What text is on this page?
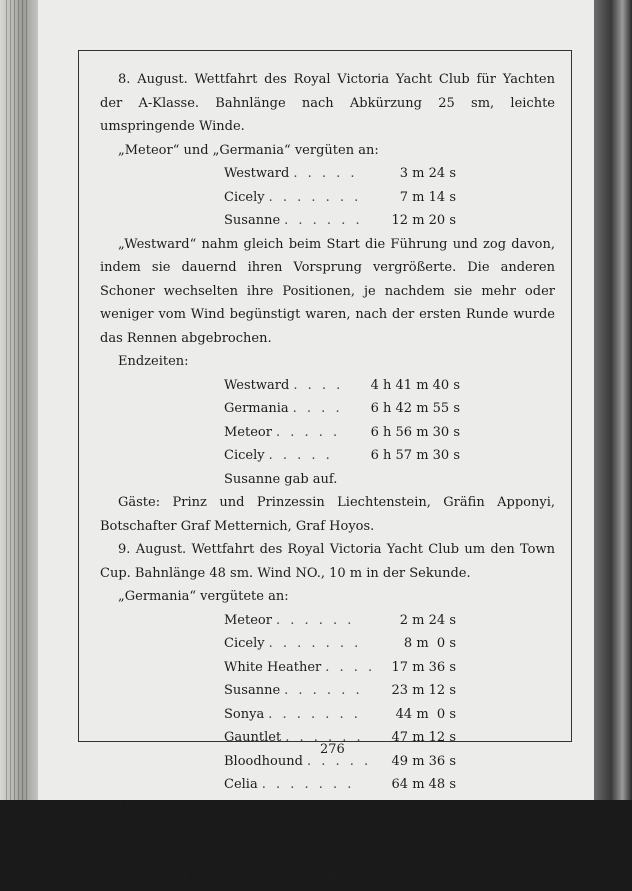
8. August. Wettfahrt des Royal Victoria Yacht Club für Yachten der A-Klasse. Bahnlänge nach Abkürzung 25 sm, leichte umspringende Winde.

„Meteor“ und „Germania“ vergüten an:

Westward . . . . .	3 m 24 s
Cicely . . . . . . .	7 m 14 s
Susanne . . . . . .	12 m 20 s

„Westward“ nahm gleich beim Start die Führung und zog davon, indem sie dauernd ihren Vorsprung vergrößerte. Die anderen Schoner wechselten ihre Positionen, je nachdem sie mehr oder weniger vom Wind begünstigt waren, nach der ersten Runde wurde das Rennen abgebrochen.

Endzeiten:

Westward . . . .	4 h 41 m 40 s
Germania . . . .	6 h 42 m 55 s
Meteor . . . . .	6 h 56 m 30 s
Cicely . . . . .	6 h 57 m 30 s

Susanne gab auf.

Gäste: Prinz und Prinzessin Liechtenstein, Gräfin Apponyi, Botschafter Graf Metternich, Graf Hoyos.

9. August. Wettfahrt des Royal Victoria Yacht Club um den Town Cup. Bahnlänge 48 sm. Wind NO., 10 m in der Sekunde.

„Germania“ vergütete an:

Meteor . . . . . .	2 m 24 s
Cicely . . . . . . .	8 m  0 s
White Heather . . . .	17 m 36 s
Susanne . . . . . .	23 m 12 s
Sonya . . . . . . .	44 m  0 s
Gauntlet . . . . . .	47 m 12 s
Bloodhound . . . . .	49 m 36 s
Celia . . . . . . .	64 m 48 s

Der Start war ein wirklich schöner Anblick. Sechs große Yachten in hoher Fahrt, „Meteor“ zu luvward, dann „Cicely“, „Germania“, „White Heather“, „Susanne“ und „Sonya“ traten nahezu in Linie, etwa 3 s nach dem Schuß, auf die Bahn.

276
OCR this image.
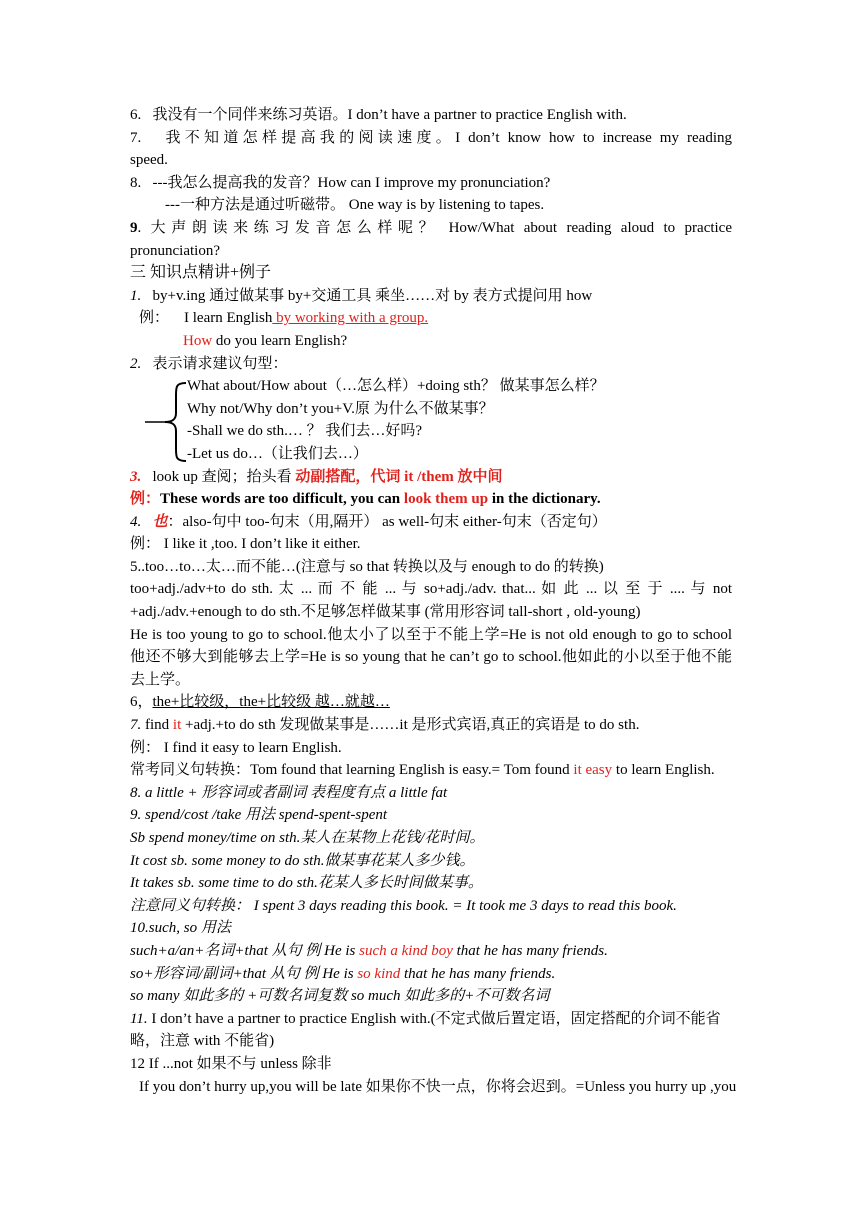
6. 我没有一个同伴来练习英语。I don’t have a partner to practice English with.
7. 我不知道怎样提高我的阅读速度。I don’t know how to increase my reading
speed.
8. ---我怎么提高我的发音？How can I improve my pronunciation?
---一种方法是通过听磁带。 One way is by listening to tapes.
9. 大声朗读来练习发音怎么样呢？ How/What about reading aloud to practice
pronunciation?
三 知识点精讲+例子
1. by+v.ing 通过做某事 by+交通工具 乘坐……对 by 表方式提问用 how
例： I learn English by working with a group.
How do you learn English?
2. 表示请求建议句型：
What about/How about（…怎么样）+doing sth？ 做某事怎么样？
Why not/Why don’t you+V.原 为什么不做某事？
-Shall we do sth.… ？ 我们去…好吗?
-Let us do…（让我们去…）
3. look up 查阅；抬头看 动副搭配，代词 it /them 放中间
例：These words are too difficult, you can look them up in the dictionary.
4. 也：also-句中 too-句末（用,隔开） as well-句末 either-句末（否定句）
例： I like it ,too. I don’t like it either.
5..too…to…太…而不能…(注意与 so that 转换以及与 enough to do 的转换)
too+adj./adv+to do sth. 太 ... 而 不 能 ... 与 so+adj./adv. that... 如 此 ... 以 至 于 .... 与 not
+adj./adv.+enough to do sth.不足够怎样做某事 (常用形容词 tall-short , old-young)
He is too young to go to school.他太小了以至于不能上学=He is not old enough to go to school
他还不够大到能够去上学=He is so young that he can’t go to school.他如此的小以至于他不能
去上学。
6，the+比较级，the+比较级 越…就越…
7. find it +adj.+to do sth 发现做某事是……it 是形式宾语,真正的宾语是 to do sth.
例： I find it easy to learn English.
常考同义句转换：Tom found that learning English is easy.= Tom found it easy to learn English.
8. a little + 形容词或者副词 表程度有点 a little fat
9. spend/cost /take 用法 spend-spent-spent
Sb spend money/time on sth.某人在某物上花钱/花时间。
It cost sb. some money to do sth.做某事花某人多少钱。
It takes sb. some time to do sth.花某人多长时间做某事。
注意同义句转换： I spent 3 days reading this book. = It took me 3 days to read this book.
10.such, so 用法
such+a/an+名词+that 从句 例 He is such a kind boy that he has many friends.
so+形容词/副词+that 从句 例 He is so kind that he has many friends.
so many 如此多的 +可数名词复数 so much 如此多的+不可数名词
11. I don’t have a partner to practice English with.(不定式做后置定语，固定搭配的介词不能省
略，注意 with 不能省)
12 If ...not 如果不与 unless 除非
If you don’t hurry up,you will be late 如果你不快一点，你将会迟到。=Unless you hurry up ,you
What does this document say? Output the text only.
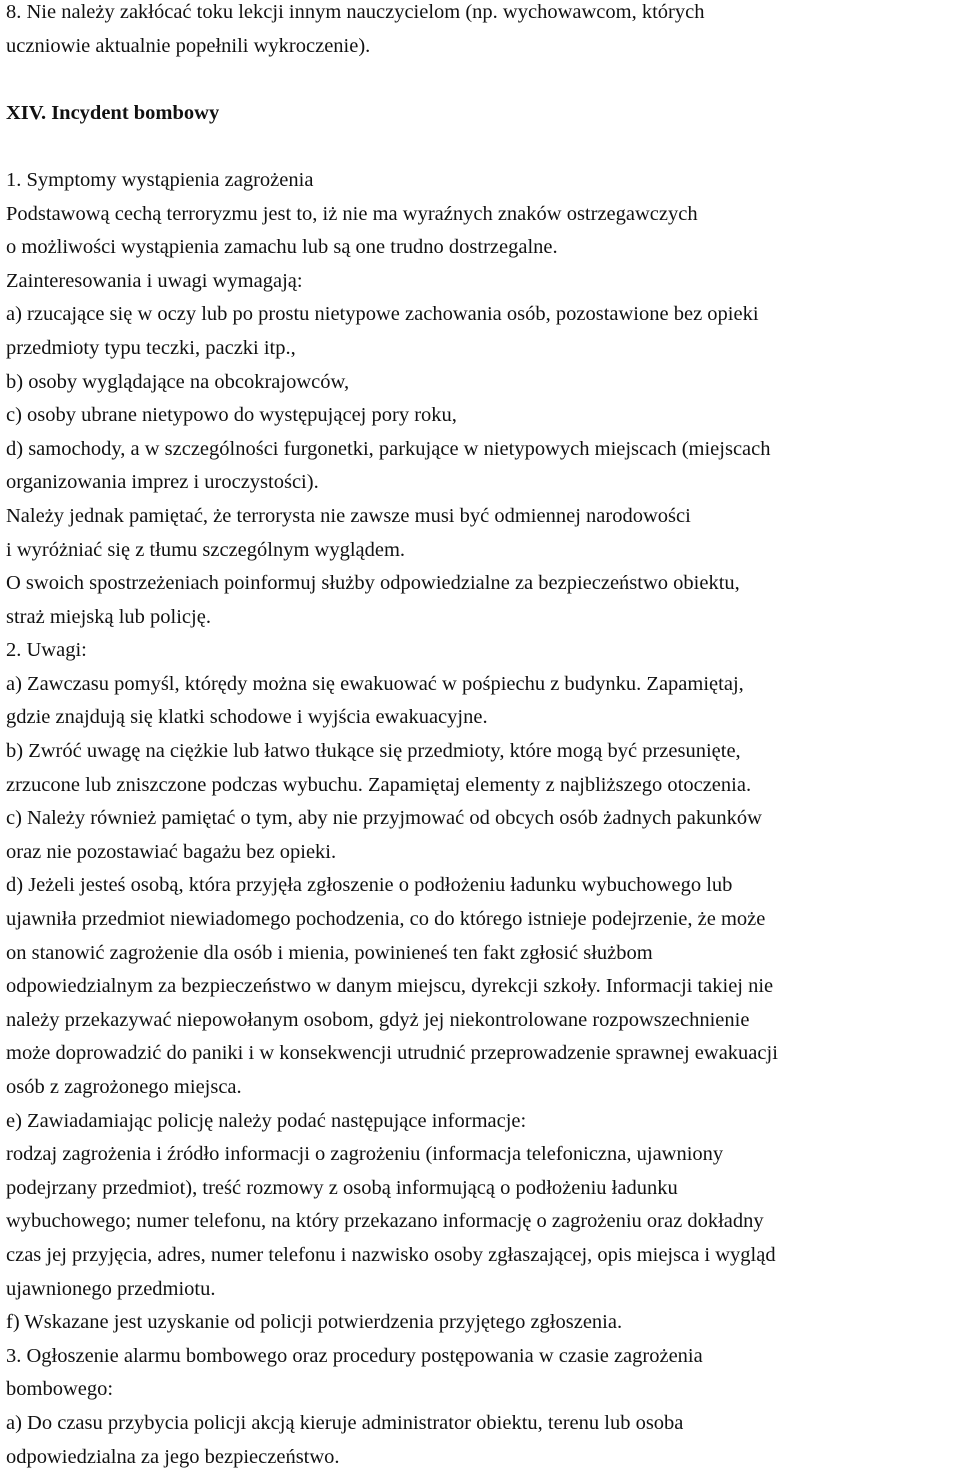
8. Nie należy zakłócać toku lekcji innym nauczycielom (np. wychowawcom, których
uczniowie aktualnie popełnili wykroczenie).
XIV. Incydent bombowy
1. Symptomy wystąpienia zagrożenia
Podstawową cechą terroryzmu jest to, iż nie ma wyraźnych znaków ostrzegawczych
o możliwości wystąpienia zamachu lub są one trudno dostrzegalne.
Zainteresowania i uwagi wymagają:
a) rzucające się w oczy lub po prostu nietypowe zachowania osób, pozostawione bez opieki
przedmioty typu teczki, paczki itp.,
b) osoby wyglądające na obcokrajowców,
c) osoby ubrane nietypowo do występującej pory roku,
d) samochody, a w szczególności furgonetki, parkujące w nietypowych miejscach (miejscach
organizowania imprez i uroczystości).
Należy jednak pamiętać, że terrorysta nie zawsze musi być odmiennej narodowości
i wyróżniać się z tłumu szczególnym wyglądem.
O swoich spostrzeżeniach poinformuj służby odpowiedzialne za bezpieczeństwo obiektu,
straż miejską lub policję.
2. Uwagi:
a) Zawczasu pomyśl, którędy można się ewakuować w pośpiechu z budynku. Zapamiętaj,
gdzie znajdują się klatki schodowe i wyjścia ewakuacyjne.
b) Zwróć uwagę na ciężkie lub łatwo tłukące się przedmioty, które mogą być przesunięte,
zrzucone lub zniszczone podczas wybuchu. Zapamiętaj elementy z najbliższego otoczenia.
c) Należy również pamiętać o tym, aby nie przyjmować od obcych osób żadnych pakunków
oraz nie pozostawiać bagażu bez opieki.
d) Jeżeli jesteś osobą, która przyjęła zgłoszenie o podłożeniu ładunku wybuchowego lub
ujawniła przedmiot niewiadomego pochodzenia, co do którego istnieje podejrzenie, że może
on stanowić zagrożenie dla osób i mienia, powinieneś ten fakt zgłosić służbom
odpowiedzialnym za bezpieczeństwo w danym miejscu, dyrekcji szkoły. Informacji takiej nie
należy przekazywać niepowołanym osobom, gdyż jej niekontrolowane rozpowszechnienie
może doprowadzić do paniki i w konsekwencji utrudnić przeprowadzenie sprawnej ewakuacji
osób z zagrożonego miejsca.
e) Zawiadamiając policję należy podać następujące informacje:
rodzaj zagrożenia i źródło informacji o zagrożeniu (informacja telefoniczna, ujawniony
podejrzany przedmiot), treść rozmowy z osobą informującą o podłożeniu ładunku
wybuchowego; numer telefonu, na który przekazano informację o zagrożeniu oraz dokładny
czas jej przyjęcia, adres, numer telefonu i nazwisko osoby zgłaszającej, opis miejsca i wygląd
ujawnionego przedmiotu.
f) Wskazane jest uzyskanie od policji potwierdzenia przyjętego zgłoszenia.
3. Ogłoszenie alarmu bombowego oraz procedury postępowania w czasie zagrożenia
bombowego:
a) Do czasu przybycia policji akcją kieruje administrator obiektu, terenu lub osoba
odpowiedzialna za jego bezpieczeństwo.
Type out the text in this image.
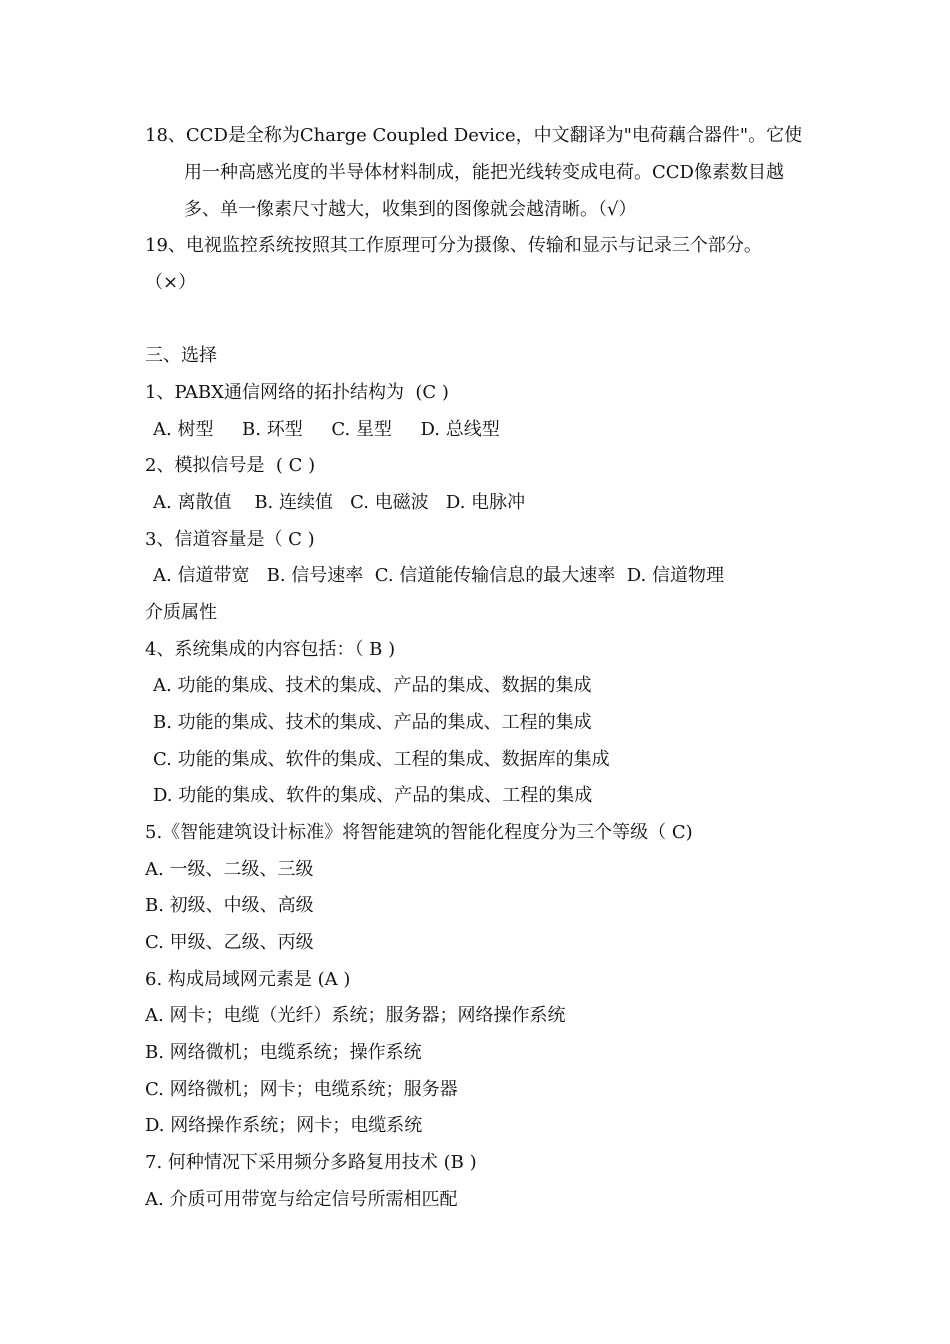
18、CCD是全称为Charge Coupled Device，中文翻译为"电荷藕合器件"。它使

用一种高感光度的半导体材料制成，能把光线转变成电荷。CCD像素数目越

多、单一像素尺寸越大，收集到的图像就会越清晰。（√）

19、电视监控系统按照其工作原理可分为摄像、传输和显示与记录三个部分。

（×）

三、选择

1、PABX通信网络的拓扑结构为  (C )

A. 树型     B. 环型     C. 星型     D. 总线型

2、模拟信号是  ( C )

A. 离散值    B. 连续值   C. 电磁波   D. 电脉冲

3、信道容量是（ C )

A. 信道带宽   B. 信号速率  C. 信道能传输信息的最大速率  D. 信道物理

介质属性

4、系统集成的内容包括：（ B )

A. 功能的集成、技术的集成、产品的集成、数据的集成

B. 功能的集成、技术的集成、产品的集成、工程的集成

C. 功能的集成、软件的集成、工程的集成、数据库的集成

D. 功能的集成、软件的集成、产品的集成、工程的集成

5.《智能建筑设计标准》将智能建筑的智能化程度分为三个等级（ C)

A. 一级、二级、三级

B. 初级、中级、高级

C. 甲级、乙级、丙级

6. 构成局域网元素是 (A )

A. 网卡；电缆（光纤）系统；服务器；网络操作系统

B. 网络微机；电缆系统；操作系统

C. 网络微机；网卡；电缆系统；服务器

D. 网络操作系统；网卡；电缆系统

7. 何种情况下采用频分多路复用技术 (B )

A. 介质可用带宽与给定信号所需相匹配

○ ○ ○ ○ ○

Directive: Each line of the material that holds the string "Victoria" counts once; give the total alone.

Solution: 2